Source records -
#####
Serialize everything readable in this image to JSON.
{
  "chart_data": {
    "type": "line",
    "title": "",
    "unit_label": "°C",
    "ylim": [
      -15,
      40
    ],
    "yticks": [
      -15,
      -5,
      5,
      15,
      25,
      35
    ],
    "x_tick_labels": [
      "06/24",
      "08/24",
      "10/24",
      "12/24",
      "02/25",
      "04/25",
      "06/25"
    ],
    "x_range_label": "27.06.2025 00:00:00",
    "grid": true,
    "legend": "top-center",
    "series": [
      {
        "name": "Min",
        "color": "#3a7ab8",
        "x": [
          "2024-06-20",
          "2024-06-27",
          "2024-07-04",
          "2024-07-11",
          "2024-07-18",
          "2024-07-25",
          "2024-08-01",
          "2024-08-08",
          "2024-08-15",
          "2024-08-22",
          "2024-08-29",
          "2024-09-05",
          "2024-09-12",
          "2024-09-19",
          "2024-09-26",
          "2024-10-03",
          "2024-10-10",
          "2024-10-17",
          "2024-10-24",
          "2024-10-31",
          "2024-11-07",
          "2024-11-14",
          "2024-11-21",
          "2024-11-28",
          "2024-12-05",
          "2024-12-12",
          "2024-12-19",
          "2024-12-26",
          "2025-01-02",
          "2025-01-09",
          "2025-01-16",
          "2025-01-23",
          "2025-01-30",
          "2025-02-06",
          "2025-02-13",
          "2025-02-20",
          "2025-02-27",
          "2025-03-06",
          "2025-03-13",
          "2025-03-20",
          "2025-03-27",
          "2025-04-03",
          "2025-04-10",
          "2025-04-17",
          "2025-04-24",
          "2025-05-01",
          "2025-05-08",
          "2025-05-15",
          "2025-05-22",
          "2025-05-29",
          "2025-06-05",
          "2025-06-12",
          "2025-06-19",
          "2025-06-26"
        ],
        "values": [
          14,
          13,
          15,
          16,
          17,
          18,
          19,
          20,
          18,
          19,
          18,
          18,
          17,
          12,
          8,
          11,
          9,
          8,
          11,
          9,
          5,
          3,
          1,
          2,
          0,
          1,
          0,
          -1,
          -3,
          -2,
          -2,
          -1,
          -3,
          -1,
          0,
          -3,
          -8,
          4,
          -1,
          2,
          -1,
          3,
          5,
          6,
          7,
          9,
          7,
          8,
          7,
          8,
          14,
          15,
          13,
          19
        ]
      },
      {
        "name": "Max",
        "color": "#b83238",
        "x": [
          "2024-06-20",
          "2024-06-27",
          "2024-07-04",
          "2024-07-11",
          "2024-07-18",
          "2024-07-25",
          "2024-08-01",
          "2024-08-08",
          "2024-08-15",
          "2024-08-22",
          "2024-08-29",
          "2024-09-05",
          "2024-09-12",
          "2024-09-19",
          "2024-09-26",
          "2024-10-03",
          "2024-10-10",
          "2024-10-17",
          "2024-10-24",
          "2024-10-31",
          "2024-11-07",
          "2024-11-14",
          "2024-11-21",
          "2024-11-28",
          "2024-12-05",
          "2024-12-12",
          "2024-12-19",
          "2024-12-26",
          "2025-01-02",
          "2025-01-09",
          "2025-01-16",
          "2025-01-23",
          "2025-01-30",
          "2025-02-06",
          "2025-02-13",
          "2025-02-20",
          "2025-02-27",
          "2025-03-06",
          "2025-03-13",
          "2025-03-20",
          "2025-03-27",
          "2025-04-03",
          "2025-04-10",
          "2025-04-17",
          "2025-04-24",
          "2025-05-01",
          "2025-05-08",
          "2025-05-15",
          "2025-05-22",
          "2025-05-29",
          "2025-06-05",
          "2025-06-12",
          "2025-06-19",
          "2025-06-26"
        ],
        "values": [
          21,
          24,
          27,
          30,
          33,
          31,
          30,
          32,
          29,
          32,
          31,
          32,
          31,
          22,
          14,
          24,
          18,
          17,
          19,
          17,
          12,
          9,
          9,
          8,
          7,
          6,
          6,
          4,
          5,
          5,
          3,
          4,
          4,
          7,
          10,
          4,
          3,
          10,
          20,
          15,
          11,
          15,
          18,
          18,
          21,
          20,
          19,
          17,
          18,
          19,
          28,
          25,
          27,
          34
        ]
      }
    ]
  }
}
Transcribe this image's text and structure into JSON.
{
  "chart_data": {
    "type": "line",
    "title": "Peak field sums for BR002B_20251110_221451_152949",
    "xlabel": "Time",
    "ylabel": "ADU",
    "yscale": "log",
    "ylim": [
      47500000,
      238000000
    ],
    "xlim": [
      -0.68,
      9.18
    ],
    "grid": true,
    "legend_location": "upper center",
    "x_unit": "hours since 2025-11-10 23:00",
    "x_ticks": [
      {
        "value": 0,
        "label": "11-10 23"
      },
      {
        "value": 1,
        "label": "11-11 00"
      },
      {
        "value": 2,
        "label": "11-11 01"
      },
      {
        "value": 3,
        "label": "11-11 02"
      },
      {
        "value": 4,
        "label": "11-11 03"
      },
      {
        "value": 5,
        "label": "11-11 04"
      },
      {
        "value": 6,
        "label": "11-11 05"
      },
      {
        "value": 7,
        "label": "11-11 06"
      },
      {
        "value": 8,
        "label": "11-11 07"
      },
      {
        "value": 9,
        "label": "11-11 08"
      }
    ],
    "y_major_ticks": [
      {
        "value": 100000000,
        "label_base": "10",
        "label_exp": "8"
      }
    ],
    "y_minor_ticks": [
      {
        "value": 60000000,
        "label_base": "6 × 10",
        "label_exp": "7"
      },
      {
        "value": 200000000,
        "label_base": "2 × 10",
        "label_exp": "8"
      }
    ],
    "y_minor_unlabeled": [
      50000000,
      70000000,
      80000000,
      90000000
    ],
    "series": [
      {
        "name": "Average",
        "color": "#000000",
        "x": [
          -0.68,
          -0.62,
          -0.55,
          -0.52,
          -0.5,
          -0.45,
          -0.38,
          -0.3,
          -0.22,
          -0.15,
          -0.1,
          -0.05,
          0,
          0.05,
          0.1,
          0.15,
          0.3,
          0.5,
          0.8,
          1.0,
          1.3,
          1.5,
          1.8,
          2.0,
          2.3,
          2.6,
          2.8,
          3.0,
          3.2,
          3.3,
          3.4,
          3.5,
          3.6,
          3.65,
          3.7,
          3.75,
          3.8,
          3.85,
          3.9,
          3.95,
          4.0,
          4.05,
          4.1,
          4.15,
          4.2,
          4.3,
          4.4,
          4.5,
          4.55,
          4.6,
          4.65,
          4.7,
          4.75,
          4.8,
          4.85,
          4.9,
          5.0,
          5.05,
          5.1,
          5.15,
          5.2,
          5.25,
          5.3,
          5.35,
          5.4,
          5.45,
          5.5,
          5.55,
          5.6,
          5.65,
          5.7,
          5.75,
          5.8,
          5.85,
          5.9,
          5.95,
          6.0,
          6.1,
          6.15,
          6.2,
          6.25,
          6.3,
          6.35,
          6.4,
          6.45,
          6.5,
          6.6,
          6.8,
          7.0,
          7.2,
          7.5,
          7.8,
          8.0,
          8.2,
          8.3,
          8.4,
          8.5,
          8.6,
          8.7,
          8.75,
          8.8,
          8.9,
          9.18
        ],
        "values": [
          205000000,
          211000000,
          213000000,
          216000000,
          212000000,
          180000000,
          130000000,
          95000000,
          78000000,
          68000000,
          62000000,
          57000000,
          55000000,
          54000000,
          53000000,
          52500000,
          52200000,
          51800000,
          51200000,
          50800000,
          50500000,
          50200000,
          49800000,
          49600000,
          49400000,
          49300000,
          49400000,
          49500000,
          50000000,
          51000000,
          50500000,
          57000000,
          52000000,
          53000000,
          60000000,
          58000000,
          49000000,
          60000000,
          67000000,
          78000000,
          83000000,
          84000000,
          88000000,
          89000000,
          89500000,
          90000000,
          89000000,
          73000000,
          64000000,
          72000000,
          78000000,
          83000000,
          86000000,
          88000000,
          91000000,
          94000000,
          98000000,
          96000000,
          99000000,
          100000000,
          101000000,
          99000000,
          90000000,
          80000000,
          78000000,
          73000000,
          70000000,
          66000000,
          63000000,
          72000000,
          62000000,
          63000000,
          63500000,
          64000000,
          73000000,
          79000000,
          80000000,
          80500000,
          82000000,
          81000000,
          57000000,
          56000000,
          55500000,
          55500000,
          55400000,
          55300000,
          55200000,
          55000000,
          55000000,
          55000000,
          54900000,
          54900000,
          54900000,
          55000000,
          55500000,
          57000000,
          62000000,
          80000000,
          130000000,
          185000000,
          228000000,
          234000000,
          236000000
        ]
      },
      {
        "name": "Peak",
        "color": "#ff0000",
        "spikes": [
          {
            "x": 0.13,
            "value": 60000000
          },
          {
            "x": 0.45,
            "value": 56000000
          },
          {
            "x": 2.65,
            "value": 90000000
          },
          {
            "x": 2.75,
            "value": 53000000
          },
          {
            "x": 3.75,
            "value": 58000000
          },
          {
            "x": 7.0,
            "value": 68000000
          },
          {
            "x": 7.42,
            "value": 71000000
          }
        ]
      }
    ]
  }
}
#####
From the entries above, copy each line holding "color".

Exercise output -
        "color": "#3a7ab8",
        "color": "#b83238",
        "color": "#000000",
        "color": "#ff0000",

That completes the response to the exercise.